- **Brief**: Pick out every line in the data below that holds "icon".

__________

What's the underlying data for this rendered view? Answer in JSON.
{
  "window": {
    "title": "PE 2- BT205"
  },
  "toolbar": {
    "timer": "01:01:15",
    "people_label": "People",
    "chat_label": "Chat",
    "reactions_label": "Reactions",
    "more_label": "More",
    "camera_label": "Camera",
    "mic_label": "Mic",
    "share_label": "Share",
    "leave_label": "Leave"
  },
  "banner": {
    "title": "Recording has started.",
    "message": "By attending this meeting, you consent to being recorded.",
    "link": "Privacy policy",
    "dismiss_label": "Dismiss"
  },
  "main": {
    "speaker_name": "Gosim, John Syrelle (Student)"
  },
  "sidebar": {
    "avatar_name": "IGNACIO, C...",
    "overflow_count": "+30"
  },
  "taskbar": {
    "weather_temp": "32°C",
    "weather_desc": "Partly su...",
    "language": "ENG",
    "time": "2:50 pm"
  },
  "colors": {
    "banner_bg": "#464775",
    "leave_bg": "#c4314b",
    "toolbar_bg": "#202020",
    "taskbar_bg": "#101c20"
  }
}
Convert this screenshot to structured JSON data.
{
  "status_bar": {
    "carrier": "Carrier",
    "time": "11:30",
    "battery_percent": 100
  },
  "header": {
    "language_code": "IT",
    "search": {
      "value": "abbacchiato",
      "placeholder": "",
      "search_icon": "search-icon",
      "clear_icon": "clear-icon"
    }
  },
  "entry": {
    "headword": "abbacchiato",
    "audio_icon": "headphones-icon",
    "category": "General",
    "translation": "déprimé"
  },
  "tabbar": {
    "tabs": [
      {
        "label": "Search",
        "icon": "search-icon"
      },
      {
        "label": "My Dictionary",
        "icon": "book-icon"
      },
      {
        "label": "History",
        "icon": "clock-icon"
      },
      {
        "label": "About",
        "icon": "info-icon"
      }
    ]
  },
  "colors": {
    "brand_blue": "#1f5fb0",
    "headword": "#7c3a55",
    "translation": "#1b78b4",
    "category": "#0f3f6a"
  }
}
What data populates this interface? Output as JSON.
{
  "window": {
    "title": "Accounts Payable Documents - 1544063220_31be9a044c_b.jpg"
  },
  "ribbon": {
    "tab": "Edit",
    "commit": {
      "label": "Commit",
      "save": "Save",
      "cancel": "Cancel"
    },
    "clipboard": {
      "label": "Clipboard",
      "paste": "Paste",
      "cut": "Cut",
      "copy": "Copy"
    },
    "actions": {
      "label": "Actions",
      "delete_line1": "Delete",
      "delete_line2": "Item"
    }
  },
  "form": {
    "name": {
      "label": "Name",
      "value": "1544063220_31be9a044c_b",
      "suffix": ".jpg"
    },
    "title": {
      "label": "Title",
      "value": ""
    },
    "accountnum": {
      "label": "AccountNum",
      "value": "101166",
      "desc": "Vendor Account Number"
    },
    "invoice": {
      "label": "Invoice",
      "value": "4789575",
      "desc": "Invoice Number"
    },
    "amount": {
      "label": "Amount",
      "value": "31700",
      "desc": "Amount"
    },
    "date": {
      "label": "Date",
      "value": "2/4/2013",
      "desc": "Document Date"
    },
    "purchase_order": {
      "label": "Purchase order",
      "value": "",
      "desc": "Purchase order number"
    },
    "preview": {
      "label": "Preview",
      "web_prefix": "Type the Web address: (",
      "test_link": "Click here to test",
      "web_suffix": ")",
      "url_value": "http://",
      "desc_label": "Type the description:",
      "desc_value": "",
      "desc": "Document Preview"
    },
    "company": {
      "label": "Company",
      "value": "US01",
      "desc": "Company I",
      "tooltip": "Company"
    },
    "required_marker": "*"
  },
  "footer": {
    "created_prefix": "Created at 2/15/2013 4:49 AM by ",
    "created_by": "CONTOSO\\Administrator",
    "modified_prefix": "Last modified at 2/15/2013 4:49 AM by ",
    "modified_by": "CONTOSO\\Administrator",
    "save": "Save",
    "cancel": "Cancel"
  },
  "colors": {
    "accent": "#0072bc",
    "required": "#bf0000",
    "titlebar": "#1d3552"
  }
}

__________

- **Written reply**:
      "search_icon": "search-icon",
      "clear_icon": "clear-icon"
    "audio_icon": "headphones-icon",
        "icon": "search-icon"
        "icon": "book-icon"
        "icon": "clock-icon"
        "icon": "info-icon"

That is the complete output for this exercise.